---- Data supplied

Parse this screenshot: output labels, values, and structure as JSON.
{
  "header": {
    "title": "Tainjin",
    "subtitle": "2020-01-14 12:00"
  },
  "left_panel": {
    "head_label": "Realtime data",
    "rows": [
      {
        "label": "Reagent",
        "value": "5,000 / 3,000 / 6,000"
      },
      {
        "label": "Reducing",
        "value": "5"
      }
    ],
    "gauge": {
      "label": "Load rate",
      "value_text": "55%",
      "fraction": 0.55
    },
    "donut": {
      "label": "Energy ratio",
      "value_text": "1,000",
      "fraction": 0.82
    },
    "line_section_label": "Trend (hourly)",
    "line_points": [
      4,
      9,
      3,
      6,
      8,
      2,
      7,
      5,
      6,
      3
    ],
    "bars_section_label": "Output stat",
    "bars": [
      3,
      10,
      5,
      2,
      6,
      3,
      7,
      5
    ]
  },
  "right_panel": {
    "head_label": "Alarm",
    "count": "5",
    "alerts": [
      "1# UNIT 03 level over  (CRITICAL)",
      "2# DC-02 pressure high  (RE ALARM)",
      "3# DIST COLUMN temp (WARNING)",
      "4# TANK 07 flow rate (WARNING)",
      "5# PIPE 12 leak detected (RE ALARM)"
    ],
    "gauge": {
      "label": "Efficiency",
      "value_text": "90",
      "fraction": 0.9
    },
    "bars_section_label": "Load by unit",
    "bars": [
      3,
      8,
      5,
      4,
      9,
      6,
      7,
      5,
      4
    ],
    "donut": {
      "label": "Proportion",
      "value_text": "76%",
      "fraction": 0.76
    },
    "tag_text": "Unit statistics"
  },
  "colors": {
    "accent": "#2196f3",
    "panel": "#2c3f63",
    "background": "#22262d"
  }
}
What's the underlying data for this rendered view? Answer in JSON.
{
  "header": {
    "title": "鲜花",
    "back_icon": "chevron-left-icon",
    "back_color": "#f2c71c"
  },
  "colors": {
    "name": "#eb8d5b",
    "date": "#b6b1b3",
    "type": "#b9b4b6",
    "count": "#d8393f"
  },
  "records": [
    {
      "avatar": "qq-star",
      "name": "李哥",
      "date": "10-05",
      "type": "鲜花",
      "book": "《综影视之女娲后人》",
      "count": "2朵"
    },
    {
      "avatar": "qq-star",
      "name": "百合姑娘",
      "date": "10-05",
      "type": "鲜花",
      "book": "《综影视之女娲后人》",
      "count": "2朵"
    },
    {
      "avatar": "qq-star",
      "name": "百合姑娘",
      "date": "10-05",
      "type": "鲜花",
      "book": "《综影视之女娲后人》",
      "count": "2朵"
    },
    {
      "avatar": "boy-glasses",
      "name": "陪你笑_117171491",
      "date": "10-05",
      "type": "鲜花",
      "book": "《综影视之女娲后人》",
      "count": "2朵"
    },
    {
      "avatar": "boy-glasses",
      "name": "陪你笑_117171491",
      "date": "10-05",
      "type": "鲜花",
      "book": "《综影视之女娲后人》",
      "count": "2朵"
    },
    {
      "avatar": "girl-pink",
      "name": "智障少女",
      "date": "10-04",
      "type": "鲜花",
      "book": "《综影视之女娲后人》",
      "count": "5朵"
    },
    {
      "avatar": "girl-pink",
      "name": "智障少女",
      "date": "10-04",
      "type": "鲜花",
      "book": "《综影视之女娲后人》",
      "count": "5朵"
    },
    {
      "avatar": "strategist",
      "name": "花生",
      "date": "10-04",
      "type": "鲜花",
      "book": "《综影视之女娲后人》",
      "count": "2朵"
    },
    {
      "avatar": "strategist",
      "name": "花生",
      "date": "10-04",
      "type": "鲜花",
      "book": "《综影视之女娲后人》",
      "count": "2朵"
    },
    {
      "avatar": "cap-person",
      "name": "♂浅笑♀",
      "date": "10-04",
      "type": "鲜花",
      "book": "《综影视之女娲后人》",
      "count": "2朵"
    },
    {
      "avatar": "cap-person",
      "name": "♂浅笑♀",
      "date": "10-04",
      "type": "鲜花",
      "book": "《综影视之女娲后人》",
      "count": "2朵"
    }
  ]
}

--------

> [Short exercise]
Go through the listing above and restate it word for word.

> [Result of the task]
Parse this screenshot: output labels, values, and structure as JSON.
{
  "header": {
    "title": "Tainjin",
    "subtitle": "2020-01-14 12:00"
  },
  "left_panel": {
    "head_label": "Realtime data",
    "rows": [
      {
        "label": "Reagent",
        "value": "5,000 / 3,000 / 6,000"
      },
      {
        "label": "Reducing",
        "value": "5"
      }
    ],
    "gauge": {
      "label": "Load rate",
      "value_text": "55%",
      "fraction": 0.55
    },
    "donut": {
      "label": "Energy ratio",
      "value_text": "1,000",
      "fraction": 0.82
    },
    "line_section_label": "Trend (hourly)",
    "line_points": [
      4,
      9,
      3,
      6,
      8,
      2,
      7,
      5,
      6,
      3
    ],
    "bars_section_label": "Output stat",
    "bars": [
      3,
      10,
      5,
      2,
      6,
      3,
      7,
      5
    ]
  },
  "right_panel": {
    "head_label": "Alarm",
    "count": "5",
    "alerts": [
      "1# UNIT 03 level over  (CRITICAL)",
      "2# DC-02 pressure high  (RE ALARM)",
      "3# DIST COLUMN temp (WARNING)",
      "4# TANK 07 flow rate (WARNING)",
      "5# PIPE 12 leak detected (RE ALARM)"
    ],
    "gauge": {
      "label": "Efficiency",
      "value_text": "90",
      "fraction": 0.9
    },
    "bars_section_label": "Load by unit",
    "bars": [
      3,
      8,
      5,
      4,
      9,
      6,
      7,
      5,
      4
    ],
    "donut": {
      "label": "Proportion",
      "value_text": "76%",
      "fraction": 0.76
    },
    "tag_text": "Unit statistics"
  },
  "colors": {
    "accent": "#2196f3",
    "panel": "#2c3f63",
    "background": "#22262d"
  }
}
What's the underlying data for this rendered view? Answer in JSON.
{
  "header": {
    "title": "鲜花",
    "back_icon": "chevron-left-icon",
    "back_color": "#f2c71c"
  },
  "colors": {
    "name": "#eb8d5b",
    "date": "#b6b1b3",
    "type": "#b9b4b6",
    "count": "#d8393f"
  },
  "records": [
    {
      "avatar": "qq-star",
      "name": "李哥",
      "date": "10-05",
      "type": "鲜花",
      "book": "《综影视之女娲后人》",
      "count": "2朵"
    },
    {
      "avatar": "qq-star",
      "name": "百合姑娘",
      "date": "10-05",
      "type": "鲜花",
      "book": "《综影视之女娲后人》",
      "count": "2朵"
    },
    {
      "avatar": "qq-star",
      "name": "百合姑娘",
      "date": "10-05",
      "type": "鲜花",
      "book": "《综影视之女娲后人》",
      "count": "2朵"
    },
    {
      "avatar": "boy-glasses",
      "name": "陪你笑_117171491",
      "date": "10-05",
      "type": "鲜花",
      "book": "《综影视之女娲后人》",
      "count": "2朵"
    },
    {
      "avatar": "boy-glasses",
      "name": "陪你笑_117171491",
      "date": "10-05",
      "type": "鲜花",
      "book": "《综影视之女娲后人》",
      "count": "2朵"
    },
    {
      "avatar": "girl-pink",
      "name": "智障少女",
      "date": "10-04",
      "type": "鲜花",
      "book": "《综影视之女娲后人》",
      "count": "5朵"
    },
    {
      "avatar": "girl-pink",
      "name": "智障少女",
      "date": "10-04",
      "type": "鲜花",
      "book": "《综影视之女娲后人》",
      "count": "5朵"
    },
    {
      "avatar": "strategist",
      "name": "花生",
      "date": "10-04",
      "type": "鲜花",
      "book": "《综影视之女娲后人》",
      "count": "2朵"
    },
    {
      "avatar": "strategist",
      "name": "花生",
      "date": "10-04",
      "type": "鲜花",
      "book": "《综影视之女娲后人》",
      "count": "2朵"
    },
    {
      "avatar": "cap-person",
      "name": "♂浅笑♀",
      "date": "10-04",
      "type": "鲜花",
      "book": "《综影视之女娲后人》",
      "count": "2朵"
    },
    {
      "avatar": "cap-person",
      "name": "♂浅笑♀",
      "date": "10-04",
      "type": "鲜花",
      "book": "《综影视之女娲后人》",
      "count": "2朵"
    }
  ]
}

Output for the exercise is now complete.